Reproduce every entry exactly.

— Begin Record excerpts —

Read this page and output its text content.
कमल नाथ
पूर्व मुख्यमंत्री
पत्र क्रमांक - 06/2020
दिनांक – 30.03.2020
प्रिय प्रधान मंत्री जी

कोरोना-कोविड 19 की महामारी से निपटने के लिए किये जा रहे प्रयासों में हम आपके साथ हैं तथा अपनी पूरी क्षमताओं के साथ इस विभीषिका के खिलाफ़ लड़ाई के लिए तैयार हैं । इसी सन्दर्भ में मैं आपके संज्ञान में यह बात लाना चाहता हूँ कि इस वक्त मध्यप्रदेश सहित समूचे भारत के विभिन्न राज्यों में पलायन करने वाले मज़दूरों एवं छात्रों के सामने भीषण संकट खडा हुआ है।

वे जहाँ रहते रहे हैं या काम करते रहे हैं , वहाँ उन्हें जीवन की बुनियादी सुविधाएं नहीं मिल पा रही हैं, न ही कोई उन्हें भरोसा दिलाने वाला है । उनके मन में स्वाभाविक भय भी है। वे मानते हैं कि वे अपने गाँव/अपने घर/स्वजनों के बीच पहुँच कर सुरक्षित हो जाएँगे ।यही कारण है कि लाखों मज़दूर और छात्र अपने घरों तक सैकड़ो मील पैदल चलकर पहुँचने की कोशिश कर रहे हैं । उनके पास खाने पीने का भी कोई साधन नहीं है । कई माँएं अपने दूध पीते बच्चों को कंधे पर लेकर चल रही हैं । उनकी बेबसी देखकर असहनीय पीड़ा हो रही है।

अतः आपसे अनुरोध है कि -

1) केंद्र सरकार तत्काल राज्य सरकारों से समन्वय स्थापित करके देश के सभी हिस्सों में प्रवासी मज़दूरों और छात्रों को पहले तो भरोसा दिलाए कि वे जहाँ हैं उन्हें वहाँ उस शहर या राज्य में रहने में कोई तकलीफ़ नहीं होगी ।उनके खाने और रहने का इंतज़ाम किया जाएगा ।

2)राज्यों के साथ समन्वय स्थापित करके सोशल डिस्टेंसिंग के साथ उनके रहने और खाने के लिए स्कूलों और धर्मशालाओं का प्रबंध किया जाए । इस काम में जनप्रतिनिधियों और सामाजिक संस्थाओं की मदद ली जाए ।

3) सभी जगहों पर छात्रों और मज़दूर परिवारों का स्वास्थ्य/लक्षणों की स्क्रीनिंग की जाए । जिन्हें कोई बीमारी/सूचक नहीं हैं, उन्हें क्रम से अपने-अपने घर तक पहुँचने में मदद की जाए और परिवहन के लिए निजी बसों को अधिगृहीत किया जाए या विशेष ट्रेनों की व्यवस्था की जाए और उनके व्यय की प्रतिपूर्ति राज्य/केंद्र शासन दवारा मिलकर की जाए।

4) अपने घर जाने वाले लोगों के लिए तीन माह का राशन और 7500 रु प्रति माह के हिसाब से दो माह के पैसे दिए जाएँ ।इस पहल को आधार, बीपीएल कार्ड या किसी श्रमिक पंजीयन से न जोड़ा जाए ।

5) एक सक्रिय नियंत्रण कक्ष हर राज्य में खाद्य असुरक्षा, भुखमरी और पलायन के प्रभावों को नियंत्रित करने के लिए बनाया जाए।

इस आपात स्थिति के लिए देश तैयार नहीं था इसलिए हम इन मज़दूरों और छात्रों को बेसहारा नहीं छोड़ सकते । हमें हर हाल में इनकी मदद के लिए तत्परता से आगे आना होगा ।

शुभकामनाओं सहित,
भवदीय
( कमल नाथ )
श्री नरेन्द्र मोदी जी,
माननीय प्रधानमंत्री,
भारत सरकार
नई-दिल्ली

— End Record excerpts —

Full response ▸
Read this page and output its text content.
कमल नाथ
पूर्व मुख्यमंत्री
पत्र क्रमांक - 06/2020
दिनांक – 30.03.2020
प्रिय प्रधान मंत्री जी

कोरोना-कोविड 19 की महामारी से निपटने के लिए किये जा रहे प्रयासों में हम आपके साथ हैं तथा अपनी पूरी क्षमताओं के साथ इस विभीषिका के खिलाफ़ लड़ाई के लिए तैयार हैं । इसी सन्दर्भ में मैं आपके संज्ञान में यह बात लाना चाहता हूँ कि इस वक्त मध्यप्रदेश सहित समूचे भारत के विभिन्न राज्यों में पलायन करने वाले मज़दूरों एवं छात्रों के सामने भीषण संकट खडा हुआ है।

वे जहाँ रहते रहे हैं या काम करते रहे हैं , वहाँ उन्हें जीवन की बुनियादी सुविधाएं नहीं मिल पा रही हैं, न ही कोई उन्हें भरोसा दिलाने वाला है । उनके मन में स्वाभाविक भय भी है। वे मानते हैं कि वे अपने गाँव/अपने घर/स्वजनों के बीच पहुँच कर सुरक्षित हो जाएँगे ।यही कारण है कि लाखों मज़दूर और छात्र अपने घरों तक सैकड़ो मील पैदल चलकर पहुँचने की कोशिश कर रहे हैं । उनके पास खाने पीने का भी कोई साधन नहीं है । कई माँएं अपने दूध पीते बच्चों को कंधे पर लेकर चल रही हैं । उनकी बेबसी देखकर असहनीय पीड़ा हो रही है।

अतः आपसे अनुरोध है कि -

1) केंद्र सरकार तत्काल राज्य सरकारों से समन्वय स्थापित करके देश के सभी हिस्सों में प्रवासी मज़दूरों और छात्रों को पहले तो भरोसा दिलाए कि वे जहाँ हैं उन्हें वहाँ उस शहर या राज्य में रहने में कोई तकलीफ़ नहीं होगी ।उनके खाने और रहने का इंतज़ाम किया जाएगा ।

2)राज्यों के साथ समन्वय स्थापित करके सोशल डिस्टेंसिंग के साथ उनके रहने और खाने के लिए स्कूलों और धर्मशालाओं का प्रबंध किया जाए । इस काम में जनप्रतिनिधियों और सामाजिक संस्थाओं की मदद ली जाए ।

3) सभी जगहों पर छात्रों और मज़दूर परिवारों का स्वास्थ्य/लक्षणों की स्क्रीनिंग की जाए । जिन्हें कोई बीमारी/सूचक नहीं हैं, उन्हें क्रम से अपने-अपने घर तक पहुँचने में मदद की जाए और परिवहन के लिए निजी बसों को अधिगृहीत किया जाए या विशेष ट्रेनों की व्यवस्था की जाए और उनके व्यय की प्रतिपूर्ति राज्य/केंद्र शासन दवारा मिलकर की जाए।

4) अपने घर जाने वाले लोगों के लिए तीन माह का राशन और 7500 रु प्रति माह के हिसाब से दो माह के पैसे दिए जाएँ ।इस पहल को आधार, बीपीएल कार्ड या किसी श्रमिक पंजीयन से न जोड़ा जाए ।

5) एक सक्रिय नियंत्रण कक्ष हर राज्य में खाद्य असुरक्षा, भुखमरी और पलायन के प्रभावों को नियंत्रित करने के लिए बनाया जाए।

इस आपात स्थिति के लिए देश तैयार नहीं था इसलिए हम इन मज़दूरों और छात्रों को बेसहारा नहीं छोड़ सकते । हमें हर हाल में इनकी मदद के लिए तत्परता से आगे आना होगा ।

शुभकामनाओं सहित,
भवदीय
( कमल नाथ )
श्री नरेन्द्र मोदी जी,
माननीय प्रधानमंत्री,
भारत सरकार
नई-दिल्ली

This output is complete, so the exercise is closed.